▶ **Given request**
Records follow. Copy every line with "écrit".

-- begin Provided entries --

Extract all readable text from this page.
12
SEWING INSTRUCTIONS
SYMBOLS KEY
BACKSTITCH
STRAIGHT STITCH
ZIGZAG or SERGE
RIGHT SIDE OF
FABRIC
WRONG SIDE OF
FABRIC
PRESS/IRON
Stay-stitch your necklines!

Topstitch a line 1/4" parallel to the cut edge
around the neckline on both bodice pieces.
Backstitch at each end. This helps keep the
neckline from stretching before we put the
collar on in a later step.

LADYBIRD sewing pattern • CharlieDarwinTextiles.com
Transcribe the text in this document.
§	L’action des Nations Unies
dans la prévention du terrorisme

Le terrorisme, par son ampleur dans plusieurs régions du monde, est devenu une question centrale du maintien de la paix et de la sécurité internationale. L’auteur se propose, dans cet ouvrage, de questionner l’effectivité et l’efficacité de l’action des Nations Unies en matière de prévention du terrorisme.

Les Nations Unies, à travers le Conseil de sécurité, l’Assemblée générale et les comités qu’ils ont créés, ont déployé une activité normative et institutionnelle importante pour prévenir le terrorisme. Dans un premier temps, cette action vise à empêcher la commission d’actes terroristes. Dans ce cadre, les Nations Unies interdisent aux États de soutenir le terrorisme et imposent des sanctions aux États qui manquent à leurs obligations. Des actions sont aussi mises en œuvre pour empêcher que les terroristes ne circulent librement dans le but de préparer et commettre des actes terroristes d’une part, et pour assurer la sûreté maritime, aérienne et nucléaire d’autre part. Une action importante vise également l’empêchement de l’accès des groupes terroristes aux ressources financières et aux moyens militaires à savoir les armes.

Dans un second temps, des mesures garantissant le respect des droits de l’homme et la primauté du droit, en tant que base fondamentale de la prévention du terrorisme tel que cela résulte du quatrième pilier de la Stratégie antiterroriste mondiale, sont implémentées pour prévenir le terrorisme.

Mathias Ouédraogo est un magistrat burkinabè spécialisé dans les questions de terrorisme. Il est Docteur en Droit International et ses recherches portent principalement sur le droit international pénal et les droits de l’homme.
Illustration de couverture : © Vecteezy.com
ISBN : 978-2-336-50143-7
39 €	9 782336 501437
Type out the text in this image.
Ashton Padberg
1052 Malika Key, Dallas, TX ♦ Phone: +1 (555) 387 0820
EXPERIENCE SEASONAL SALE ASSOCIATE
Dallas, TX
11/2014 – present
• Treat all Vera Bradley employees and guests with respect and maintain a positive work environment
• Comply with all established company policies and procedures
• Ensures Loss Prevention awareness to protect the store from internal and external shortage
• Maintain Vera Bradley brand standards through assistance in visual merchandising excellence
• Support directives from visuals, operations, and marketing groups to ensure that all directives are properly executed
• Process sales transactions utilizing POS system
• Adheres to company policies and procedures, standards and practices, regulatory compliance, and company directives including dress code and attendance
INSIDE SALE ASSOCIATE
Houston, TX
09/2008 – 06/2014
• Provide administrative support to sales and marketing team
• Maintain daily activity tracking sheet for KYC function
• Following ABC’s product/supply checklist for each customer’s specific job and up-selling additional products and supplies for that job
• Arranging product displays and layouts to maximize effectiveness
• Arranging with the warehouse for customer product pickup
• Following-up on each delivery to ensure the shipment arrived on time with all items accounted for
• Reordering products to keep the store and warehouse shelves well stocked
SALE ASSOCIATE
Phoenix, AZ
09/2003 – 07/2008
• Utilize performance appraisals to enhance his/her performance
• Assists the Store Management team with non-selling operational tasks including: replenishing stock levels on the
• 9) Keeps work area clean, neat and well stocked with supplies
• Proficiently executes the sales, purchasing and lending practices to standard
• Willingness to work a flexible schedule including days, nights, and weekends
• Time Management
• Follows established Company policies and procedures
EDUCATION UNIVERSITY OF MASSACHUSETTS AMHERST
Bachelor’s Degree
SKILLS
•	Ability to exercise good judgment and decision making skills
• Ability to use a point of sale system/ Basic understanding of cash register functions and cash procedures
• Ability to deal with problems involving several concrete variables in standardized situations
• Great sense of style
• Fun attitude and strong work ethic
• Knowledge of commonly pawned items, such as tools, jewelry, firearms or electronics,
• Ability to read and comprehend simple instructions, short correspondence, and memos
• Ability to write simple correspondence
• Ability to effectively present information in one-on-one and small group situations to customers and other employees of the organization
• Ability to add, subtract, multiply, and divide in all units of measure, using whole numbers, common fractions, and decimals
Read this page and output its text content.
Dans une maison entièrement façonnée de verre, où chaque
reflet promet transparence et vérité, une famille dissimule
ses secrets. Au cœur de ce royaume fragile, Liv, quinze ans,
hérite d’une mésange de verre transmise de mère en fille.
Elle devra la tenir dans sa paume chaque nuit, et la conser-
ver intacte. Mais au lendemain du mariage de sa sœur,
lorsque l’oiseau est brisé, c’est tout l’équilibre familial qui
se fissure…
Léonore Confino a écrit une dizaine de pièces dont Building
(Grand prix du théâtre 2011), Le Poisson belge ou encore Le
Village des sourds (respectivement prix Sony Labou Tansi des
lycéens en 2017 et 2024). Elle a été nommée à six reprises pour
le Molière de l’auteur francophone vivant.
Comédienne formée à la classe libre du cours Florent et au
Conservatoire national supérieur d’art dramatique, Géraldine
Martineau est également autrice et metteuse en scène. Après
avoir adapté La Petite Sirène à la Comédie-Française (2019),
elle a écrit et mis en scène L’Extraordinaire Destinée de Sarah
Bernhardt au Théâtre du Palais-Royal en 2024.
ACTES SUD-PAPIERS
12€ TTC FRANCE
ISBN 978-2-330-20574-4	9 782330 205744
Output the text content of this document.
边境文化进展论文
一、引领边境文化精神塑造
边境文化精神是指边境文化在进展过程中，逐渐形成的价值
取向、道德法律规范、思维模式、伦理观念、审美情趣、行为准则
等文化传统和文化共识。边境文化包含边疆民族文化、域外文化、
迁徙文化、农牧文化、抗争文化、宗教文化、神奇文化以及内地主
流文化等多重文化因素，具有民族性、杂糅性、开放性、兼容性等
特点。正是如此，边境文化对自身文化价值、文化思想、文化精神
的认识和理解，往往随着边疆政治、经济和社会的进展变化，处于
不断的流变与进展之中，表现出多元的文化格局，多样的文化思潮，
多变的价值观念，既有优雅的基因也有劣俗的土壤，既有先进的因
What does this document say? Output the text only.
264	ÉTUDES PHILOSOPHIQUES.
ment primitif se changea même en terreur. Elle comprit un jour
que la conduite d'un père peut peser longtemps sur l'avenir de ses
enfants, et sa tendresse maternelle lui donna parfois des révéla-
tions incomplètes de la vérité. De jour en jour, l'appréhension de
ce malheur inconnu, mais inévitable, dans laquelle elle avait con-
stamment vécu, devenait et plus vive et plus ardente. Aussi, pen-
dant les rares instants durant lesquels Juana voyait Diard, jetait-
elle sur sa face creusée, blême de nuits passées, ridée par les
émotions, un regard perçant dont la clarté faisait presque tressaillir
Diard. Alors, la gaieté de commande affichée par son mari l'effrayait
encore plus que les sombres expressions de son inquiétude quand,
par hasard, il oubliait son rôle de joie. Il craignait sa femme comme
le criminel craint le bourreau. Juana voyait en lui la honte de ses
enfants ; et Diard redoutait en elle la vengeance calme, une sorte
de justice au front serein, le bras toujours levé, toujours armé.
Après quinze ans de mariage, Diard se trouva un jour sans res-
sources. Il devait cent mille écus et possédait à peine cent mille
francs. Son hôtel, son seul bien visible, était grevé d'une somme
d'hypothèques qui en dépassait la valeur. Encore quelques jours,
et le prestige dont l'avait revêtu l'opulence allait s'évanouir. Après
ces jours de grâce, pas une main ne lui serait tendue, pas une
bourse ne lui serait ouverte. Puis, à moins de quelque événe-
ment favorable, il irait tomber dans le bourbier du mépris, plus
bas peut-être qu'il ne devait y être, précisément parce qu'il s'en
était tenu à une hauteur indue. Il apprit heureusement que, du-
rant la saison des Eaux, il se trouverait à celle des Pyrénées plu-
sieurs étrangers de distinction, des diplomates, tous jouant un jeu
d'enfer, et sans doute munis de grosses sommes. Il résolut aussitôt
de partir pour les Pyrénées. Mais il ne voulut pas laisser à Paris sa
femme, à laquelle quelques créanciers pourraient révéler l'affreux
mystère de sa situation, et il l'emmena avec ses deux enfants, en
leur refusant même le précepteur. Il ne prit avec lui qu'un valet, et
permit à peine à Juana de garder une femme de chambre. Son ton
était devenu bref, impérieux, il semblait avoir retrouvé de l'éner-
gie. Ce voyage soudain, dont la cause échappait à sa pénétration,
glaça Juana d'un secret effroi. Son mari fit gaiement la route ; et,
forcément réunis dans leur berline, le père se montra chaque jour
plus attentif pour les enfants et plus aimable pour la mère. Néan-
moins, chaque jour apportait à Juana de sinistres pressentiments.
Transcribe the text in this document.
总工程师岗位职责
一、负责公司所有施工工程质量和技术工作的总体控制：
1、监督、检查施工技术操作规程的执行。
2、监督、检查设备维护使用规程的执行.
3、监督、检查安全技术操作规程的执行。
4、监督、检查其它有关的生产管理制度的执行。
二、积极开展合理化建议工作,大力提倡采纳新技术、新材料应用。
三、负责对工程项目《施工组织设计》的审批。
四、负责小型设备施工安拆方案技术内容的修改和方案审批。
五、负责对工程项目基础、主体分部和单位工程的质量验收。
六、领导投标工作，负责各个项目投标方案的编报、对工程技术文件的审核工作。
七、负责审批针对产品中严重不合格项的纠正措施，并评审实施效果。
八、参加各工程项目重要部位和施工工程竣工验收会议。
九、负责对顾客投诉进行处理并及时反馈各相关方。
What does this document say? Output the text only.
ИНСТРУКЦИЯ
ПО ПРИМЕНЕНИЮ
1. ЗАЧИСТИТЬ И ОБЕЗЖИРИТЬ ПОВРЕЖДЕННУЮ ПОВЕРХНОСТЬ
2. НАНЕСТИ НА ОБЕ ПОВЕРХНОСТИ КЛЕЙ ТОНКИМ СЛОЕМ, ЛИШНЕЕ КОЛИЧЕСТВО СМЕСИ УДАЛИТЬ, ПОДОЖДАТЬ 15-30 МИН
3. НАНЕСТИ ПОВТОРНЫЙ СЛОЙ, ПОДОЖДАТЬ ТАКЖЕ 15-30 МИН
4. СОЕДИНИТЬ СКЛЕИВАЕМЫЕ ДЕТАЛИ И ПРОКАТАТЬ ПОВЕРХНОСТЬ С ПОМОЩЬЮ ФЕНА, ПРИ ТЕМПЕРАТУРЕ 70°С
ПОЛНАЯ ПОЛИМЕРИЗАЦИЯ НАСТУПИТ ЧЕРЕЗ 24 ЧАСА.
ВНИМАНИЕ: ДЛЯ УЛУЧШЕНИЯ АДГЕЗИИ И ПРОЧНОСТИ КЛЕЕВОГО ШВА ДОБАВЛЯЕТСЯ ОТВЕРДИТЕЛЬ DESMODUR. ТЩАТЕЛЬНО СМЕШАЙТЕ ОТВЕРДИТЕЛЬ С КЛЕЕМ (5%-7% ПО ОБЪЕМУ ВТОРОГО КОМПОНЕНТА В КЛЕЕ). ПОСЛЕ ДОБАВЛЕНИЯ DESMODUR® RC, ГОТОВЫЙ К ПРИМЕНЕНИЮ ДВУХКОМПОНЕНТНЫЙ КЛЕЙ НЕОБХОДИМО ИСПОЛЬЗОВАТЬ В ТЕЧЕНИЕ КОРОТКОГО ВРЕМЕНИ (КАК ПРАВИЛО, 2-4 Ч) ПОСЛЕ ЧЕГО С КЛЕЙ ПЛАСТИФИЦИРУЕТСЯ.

-- end Provided entries --

▶ **Correct result**
Léonore Confino a écrit une dizaine de pièces dont Building
elle a écrit et mis en scène L’Extraordinaire Destinée de Sarah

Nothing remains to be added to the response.